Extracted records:
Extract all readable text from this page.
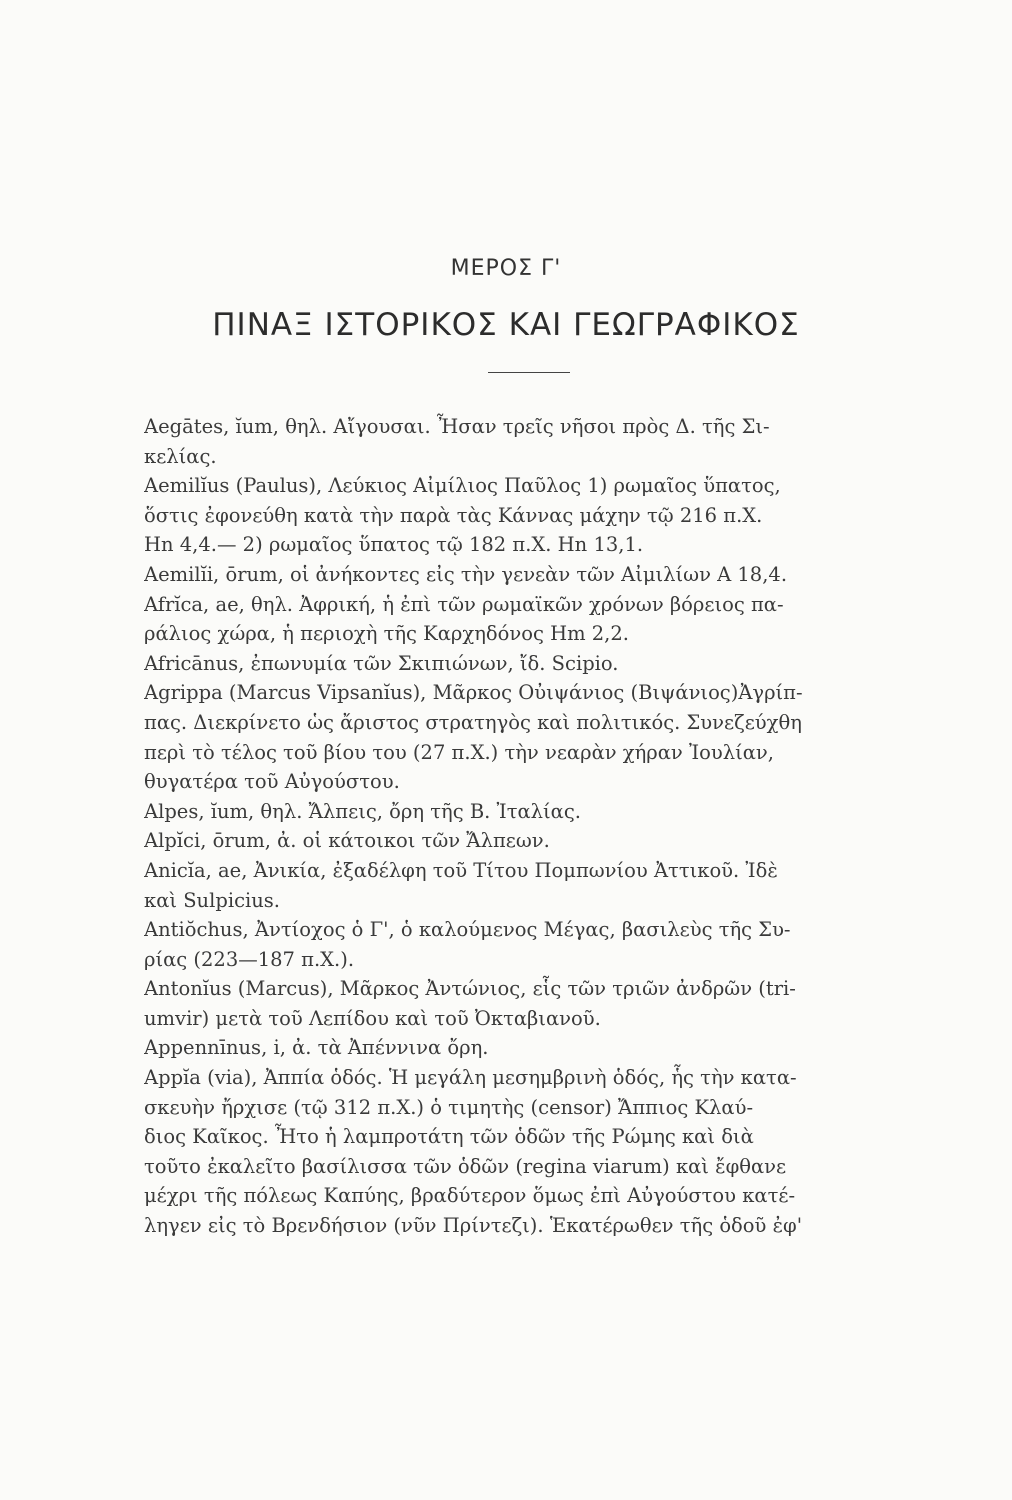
ΜΕΡΟΣ Γ'
ΠΙΝΑΞ ΙΣΤΟΡΙΚΟΣ ΚΑΙ ΓΕΩΓΡΑΦΙΚΟΣ
Aegātes, ĭum, θηλ. Αἴγουσαι. Ἦσαν τρεῖς νῆσοι πρὸς Δ. τῆς Σι-
κελίας.
Aemilĭus (Paulus), Λεύκιος Αἰμίλιος Παῦλος 1) ρωμαῖος ὕπατος,
ὅστις ἐφονεύθη κατὰ τὴν παρὰ τὰς Κάννας μάχην τῷ 216 π.Χ.
Ηn 4,4.— 2) ρωμαῖος ὕπατος τῷ 182 π.Χ. Ηn 13,1.
Aemilĭi, ōrum, οἱ ἀνήκοντες εἰς τὴν γενεὰν τῶν Αἰμιλίων Α 18,4.
Afrĭca, ae, θηλ. Ἀφρική, ἡ ἐπὶ τῶν ρωμαϊκῶν χρόνων βόρειος πα-
ράλιος χώρα, ἡ περιοχὴ τῆς Καρχηδόνος Ηm 2,2.
Africānus, ἐπωνυμία τῶν Σκιπιώνων, ἴδ. Scipio.
Agrippa (Marcus Vipsanĭus), Μᾶρκος Οὐιψάνιος (Βιψάνιος)Ἀγρίπ-
πας. Διεκρίνετο ὡς ἄριστος στρατηγὸς καὶ πολιτικός. Συνεζεύχθη
περὶ τὸ τέλος τοῦ βίου του (27 π.Χ.) τὴν νεαρὰν χήραν Ἰουλίαν,
θυγατέρα τοῦ Αὐγούστου.
Alpes, ĭum, θηλ. Ἄλπεις, ὄρη τῆς Β. Ἰταλίας.
Alpĭci, ōrum, ἀ. οἱ κάτοικοι τῶν Ἄλπεων.
Anicĭa, ae, Ἀνικία, ἐξαδέλφη τοῦ Τίτου Πομπωνίου Ἀττικοῦ. Ἰδὲ
καὶ Sulpicius.
Antiŏchus, Ἀντίοχος ὁ Γ', ὁ καλούμενος Μέγας, βασιλεὺς τῆς Συ-
ρίας (223—187 π.Χ.).
Antonĭus (Marcus), Μᾶρκος Ἀντώνιος, εἷς τῶν τριῶν ἀνδρῶν (tri-
umvir) μετὰ τοῦ Λεπίδου καὶ τοῦ Ὀκταβιανοῦ.
Appennīnus, i, ἀ. τὰ Ἀπέννινα ὄρη.
Appĭa (via), Ἀππία ὁδός. Ἡ μεγάλη μεσημβρινὴ ὁδός, ἧς τὴν κατα-
σκευὴν ἤρχισε (τῷ 312 π.Χ.) ὁ τιμητὴς (censor) Ἄππιος Κλαύ-
διος Καῖκος. Ἦτο ἡ λαμπροτάτη τῶν ὁδῶν τῆς Ρώμης καὶ διὰ
τοῦτο ἐκαλεῖτο βασίλισσα τῶν ὁδῶν (regina viarum) καὶ ἔφθανε
μέχρι τῆς πόλεως Καπύης, βραδύτερον ὅμως ἐπὶ Αὐγούστου κατέ-
ληγεν εἰς τὸ Βρενδήσιον (νῦν Πρίντεζι). Ἑκατέρωθεν τῆς ὁδοῦ ἐφ'
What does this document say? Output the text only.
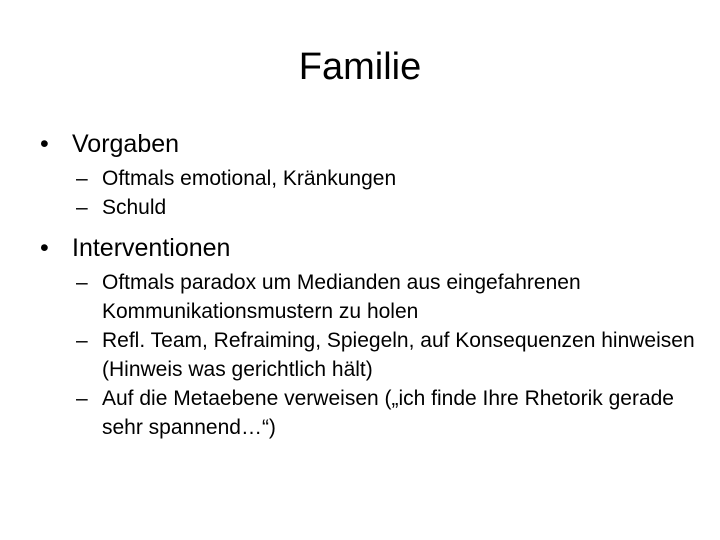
Familie
• Vorgaben
– Oftmals emotional, Kränkungen
– Schuld
• Interventionen
– Oftmals paradox um Medianden aus eingefahrenen Kommunikationsmustern zu holen
– Refl. Team, Refraiming, Spiegeln, auf Konsequenzen hinweisen (Hinweis was gerichtlich hält)
– Auf die Metaebene verweisen („ich finde Ihre Rhetorik gerade sehr spannend…“)
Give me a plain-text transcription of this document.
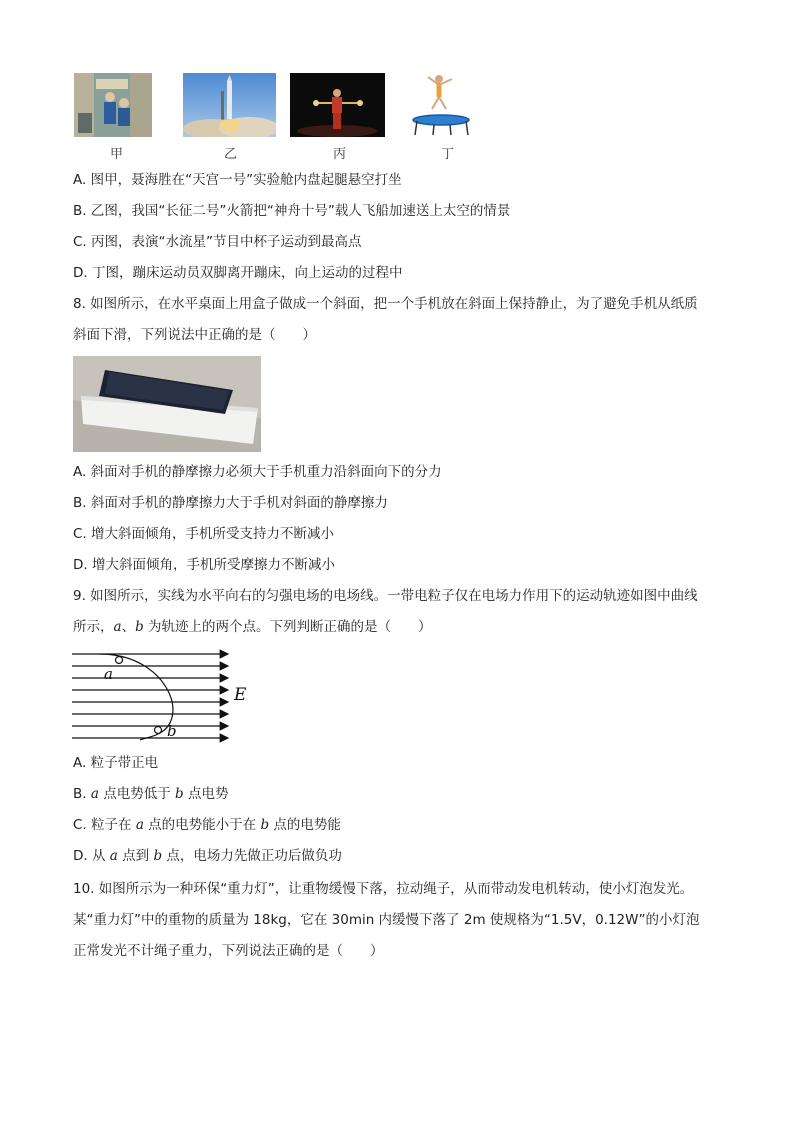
甲	乙	丙	丁
A. 图甲，聂海胜在“天宫一号”实验舱内盘起腿悬空打坐
B. 乙图，我国“长征二号”火箭把“神舟十号”载人飞船加速送上太空的情景
C. 丙图，表演“水流星”节目中杯子运动到最高点
D. 丁图，蹦床运动员双脚离开蹦床，向上运动的过程中
8. 如图所示，在水平桌面上用盒子做成一个斜面，把一个手机放在斜面上保持静止，为了避免手机从纸质
斜面下滑，下列说法中正确的是（　　）
A. 斜面对手机的静摩擦力必须大于手机重力沿斜面向下的分力
B. 斜面对手机的静摩擦力大于手机对斜面的静摩擦力
C. 增大斜面倾角，手机所受支持力不断减小
D. 增大斜面倾角，手机所受摩擦力不断减小
9. 如图所示，实线为水平向右的匀强电场的电场线。一带电粒子仅在电场力作用下的运动轨迹如图中曲线
所示，a、b 为轨迹上的两个点。下列判断正确的是（　　）
a
b
E
A. 粒子带正电
B. a 点电势低于 b 点电势
C. 粒子在 a 点的电势能小于在 b 点的电势能
D. 从 a 点到 b 点，电场力先做正功后做负功
10. 如图所示为一种环保“重力灯”，让重物缓慢下落，拉动绳子，从而带动发电机转动，使小灯泡发光。
某“重力灯”中的重物的质量为 18kg，它在 30min 内缓慢下落了 2m 使规格为“1.5V，0.12W”的小灯泡
正常发光不计绳子重力，下列说法正确的是（　　）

**EXERCISE GOAL**
Your task is to repeat the material above exactly, without its pictures.

**RESULT FOR THIS TASK**
Extract all readable text from this page.
ΜΕΡΟΣ Γ'
ΠΙΝΑΞ ΙΣΤΟΡΙΚΟΣ ΚΑΙ ΓΕΩΓΡΑΦΙΚΟΣ
Aegātes, ĭum, θηλ. Αἴγουσαι. Ἦσαν τρεῖς νῆσοι πρὸς Δ. τῆς Σι-
κελίας.
Aemilĭus (Paulus), Λεύκιος Αἰμίλιος Παῦλος 1) ρωμαῖος ὕπατος,
ὅστις ἐφονεύθη κατὰ τὴν παρὰ τὰς Κάννας μάχην τῷ 216 π.Χ.
Ηn 4,4.— 2) ρωμαῖος ὕπατος τῷ 182 π.Χ. Ηn 13,1.
Aemilĭi, ōrum, οἱ ἀνήκοντες εἰς τὴν γενεὰν τῶν Αἰμιλίων Α 18,4.
Afrĭca, ae, θηλ. Ἀφρική, ἡ ἐπὶ τῶν ρωμαϊκῶν χρόνων βόρειος πα-
ράλιος χώρα, ἡ περιοχὴ τῆς Καρχηδόνος Ηm 2,2.
Africānus, ἐπωνυμία τῶν Σκιπιώνων, ἴδ. Scipio.
Agrippa (Marcus Vipsanĭus), Μᾶρκος Οὐιψάνιος (Βιψάνιος)Ἀγρίπ-
πας. Διεκρίνετο ὡς ἄριστος στρατηγὸς καὶ πολιτικός. Συνεζεύχθη
περὶ τὸ τέλος τοῦ βίου του (27 π.Χ.) τὴν νεαρὰν χήραν Ἰουλίαν,
θυγατέρα τοῦ Αὐγούστου.
Alpes, ĭum, θηλ. Ἄλπεις, ὄρη τῆς Β. Ἰταλίας.
Alpĭci, ōrum, ἀ. οἱ κάτοικοι τῶν Ἄλπεων.
Anicĭa, ae, Ἀνικία, ἐξαδέλφη τοῦ Τίτου Πομπωνίου Ἀττικοῦ. Ἰδὲ
καὶ Sulpicius.
Antiŏchus, Ἀντίοχος ὁ Γ', ὁ καλούμενος Μέγας, βασιλεὺς τῆς Συ-
ρίας (223—187 π.Χ.).
Antonĭus (Marcus), Μᾶρκος Ἀντώνιος, εἷς τῶν τριῶν ἀνδρῶν (tri-
umvir) μετὰ τοῦ Λεπίδου καὶ τοῦ Ὀκταβιανοῦ.
Appennīnus, i, ἀ. τὰ Ἀπέννινα ὄρη.
Appĭa (via), Ἀππία ὁδός. Ἡ μεγάλη μεσημβρινὴ ὁδός, ἧς τὴν κατα-
σκευὴν ἤρχισε (τῷ 312 π.Χ.) ὁ τιμητὴς (censor) Ἄππιος Κλαύ-
διος Καῖκος. Ἦτο ἡ λαμπροτάτη τῶν ὁδῶν τῆς Ρώμης καὶ διὰ
τοῦτο ἐκαλεῖτο βασίλισσα τῶν ὁδῶν (regina viarum) καὶ ἔφθανε
μέχρι τῆς πόλεως Καπύης, βραδύτερον ὅμως ἐπὶ Αὐγούστου κατέ-
ληγεν εἰς τὸ Βρενδήσιον (νῦν Πρίντεζι). Ἑκατέρωθεν τῆς ὁδοῦ ἐφ'
What does this document say? Output the text only.
Familie
• Vorgaben
– Oftmals emotional, Kränkungen
– Schuld
• Interventionen
– Oftmals paradox um Medianden aus eingefahrenen Kommunikationsmustern zu holen
– Refl. Team, Refraiming, Spiegeln, auf Konsequenzen hinweisen (Hinweis was gerichtlich hält)
– Auf die Metaebene verweisen („ich finde Ihre Rhetorik gerade sehr spannend…“)
Give me a plain-text transcription of this document.
甲	乙	丙	丁
A. 图甲，聂海胜在“天宫一号”实验舱内盘起腿悬空打坐
B. 乙图，我国“长征二号”火箭把“神舟十号”载人飞船加速送上太空的情景
C. 丙图，表演“水流星”节目中杯子运动到最高点
D. 丁图，蹦床运动员双脚离开蹦床，向上运动的过程中
8. 如图所示，在水平桌面上用盒子做成一个斜面，把一个手机放在斜面上保持静止，为了避免手机从纸质
斜面下滑，下列说法中正确的是（　　）
A. 斜面对手机的静摩擦力必须大于手机重力沿斜面向下的分力
B. 斜面对手机的静摩擦力大于手机对斜面的静摩擦力
C. 增大斜面倾角，手机所受支持力不断减小
D. 增大斜面倾角，手机所受摩擦力不断减小
9. 如图所示，实线为水平向右的匀强电场的电场线。一带电粒子仅在电场力作用下的运动轨迹如图中曲线
所示，a、b 为轨迹上的两个点。下列判断正确的是（　　）
a
b
E
A. 粒子带正电
B. a 点电势低于 b 点电势
C. 粒子在 a 点的电势能小于在 b 点的电势能
D. 从 a 点到 b 点，电场力先做正功后做负功
10. 如图所示为一种环保“重力灯”，让重物缓慢下落，拉动绳子，从而带动发电机转动，使小灯泡发光。
某“重力灯”中的重物的质量为 18kg，它在 30min 内缓慢下落了 2m 使规格为“1.5V，0.12W”的小灯泡
正常发光不计绳子重力，下列说法正确的是（　　）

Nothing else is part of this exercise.